Problem description
Copy the records below exactly as they are written.

Dataset records:
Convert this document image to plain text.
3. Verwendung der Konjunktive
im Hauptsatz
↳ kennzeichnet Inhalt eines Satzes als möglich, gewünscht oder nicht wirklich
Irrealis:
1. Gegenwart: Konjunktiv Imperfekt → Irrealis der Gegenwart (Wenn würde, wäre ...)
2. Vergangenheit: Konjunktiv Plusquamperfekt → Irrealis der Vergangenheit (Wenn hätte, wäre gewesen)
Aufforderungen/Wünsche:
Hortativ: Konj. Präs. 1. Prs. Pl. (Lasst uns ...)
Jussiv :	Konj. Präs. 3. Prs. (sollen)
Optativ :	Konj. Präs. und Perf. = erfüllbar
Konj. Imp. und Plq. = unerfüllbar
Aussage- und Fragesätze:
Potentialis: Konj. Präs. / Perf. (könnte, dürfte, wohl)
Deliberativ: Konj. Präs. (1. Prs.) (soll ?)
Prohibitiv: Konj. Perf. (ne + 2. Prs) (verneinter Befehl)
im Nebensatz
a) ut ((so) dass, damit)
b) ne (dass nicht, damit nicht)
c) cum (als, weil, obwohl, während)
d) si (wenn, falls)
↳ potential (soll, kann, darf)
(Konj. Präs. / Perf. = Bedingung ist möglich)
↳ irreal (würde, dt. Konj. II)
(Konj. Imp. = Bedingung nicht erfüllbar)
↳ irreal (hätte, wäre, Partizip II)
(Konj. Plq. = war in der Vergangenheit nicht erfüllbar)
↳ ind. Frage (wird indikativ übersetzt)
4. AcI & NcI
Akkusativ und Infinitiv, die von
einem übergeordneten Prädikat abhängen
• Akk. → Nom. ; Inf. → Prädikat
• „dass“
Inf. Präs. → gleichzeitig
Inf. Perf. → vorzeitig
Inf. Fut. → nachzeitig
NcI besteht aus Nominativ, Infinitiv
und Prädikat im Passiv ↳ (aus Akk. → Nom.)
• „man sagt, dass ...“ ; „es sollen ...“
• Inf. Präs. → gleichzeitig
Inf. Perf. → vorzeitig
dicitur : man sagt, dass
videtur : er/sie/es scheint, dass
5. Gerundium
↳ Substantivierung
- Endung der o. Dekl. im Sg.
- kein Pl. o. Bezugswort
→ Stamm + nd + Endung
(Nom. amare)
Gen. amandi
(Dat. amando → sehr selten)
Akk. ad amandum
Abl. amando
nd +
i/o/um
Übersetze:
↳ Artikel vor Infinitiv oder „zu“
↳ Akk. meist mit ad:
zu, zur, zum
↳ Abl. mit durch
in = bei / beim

In response
Convert this document image to plain text.
3. Verwendung der Konjunktive
im Hauptsatz
↳ kennzeichnet Inhalt eines Satzes als möglich, gewünscht oder nicht wirklich
Irrealis:
1. Gegenwart: Konjunktiv Imperfekt → Irrealis der Gegenwart (Wenn würde, wäre ...)
2. Vergangenheit: Konjunktiv Plusquamperfekt → Irrealis der Vergangenheit (Wenn hätte, wäre gewesen)
Aufforderungen/Wünsche:
Hortativ: Konj. Präs. 1. Prs. Pl. (Lasst uns ...)
Jussiv :	Konj. Präs. 3. Prs. (sollen)
Optativ :	Konj. Präs. und Perf. = erfüllbar
Konj. Imp. und Plq. = unerfüllbar
Aussage- und Fragesätze:
Potentialis: Konj. Präs. / Perf. (könnte, dürfte, wohl)
Deliberativ: Konj. Präs. (1. Prs.) (soll ?)
Prohibitiv: Konj. Perf. (ne + 2. Prs) (verneinter Befehl)
im Nebensatz
a) ut ((so) dass, damit)
b) ne (dass nicht, damit nicht)
c) cum (als, weil, obwohl, während)
d) si (wenn, falls)
↳ potential (soll, kann, darf)
(Konj. Präs. / Perf. = Bedingung ist möglich)
↳ irreal (würde, dt. Konj. II)
(Konj. Imp. = Bedingung nicht erfüllbar)
↳ irreal (hätte, wäre, Partizip II)
(Konj. Plq. = war in der Vergangenheit nicht erfüllbar)
↳ ind. Frage (wird indikativ übersetzt)
4. AcI & NcI
Akkusativ und Infinitiv, die von
einem übergeordneten Prädikat abhängen
• Akk. → Nom. ; Inf. → Prädikat
• „dass“
Inf. Präs. → gleichzeitig
Inf. Perf. → vorzeitig
Inf. Fut. → nachzeitig
NcI besteht aus Nominativ, Infinitiv
und Prädikat im Passiv ↳ (aus Akk. → Nom.)
• „man sagt, dass ...“ ; „es sollen ...“
• Inf. Präs. → gleichzeitig
Inf. Perf. → vorzeitig
dicitur : man sagt, dass
videtur : er/sie/es scheint, dass
5. Gerundium
↳ Substantivierung
- Endung der o. Dekl. im Sg.
- kein Pl. o. Bezugswort
→ Stamm + nd + Endung
(Nom. amare)
Gen. amandi
(Dat. amando → sehr selten)
Akk. ad amandum
Abl. amando
nd +
i/o/um
Übersetze:
↳ Artikel vor Infinitiv oder „zu“
↳ Akk. meist mit ad:
zu, zur, zum
↳ Abl. mit durch
in = bei / beim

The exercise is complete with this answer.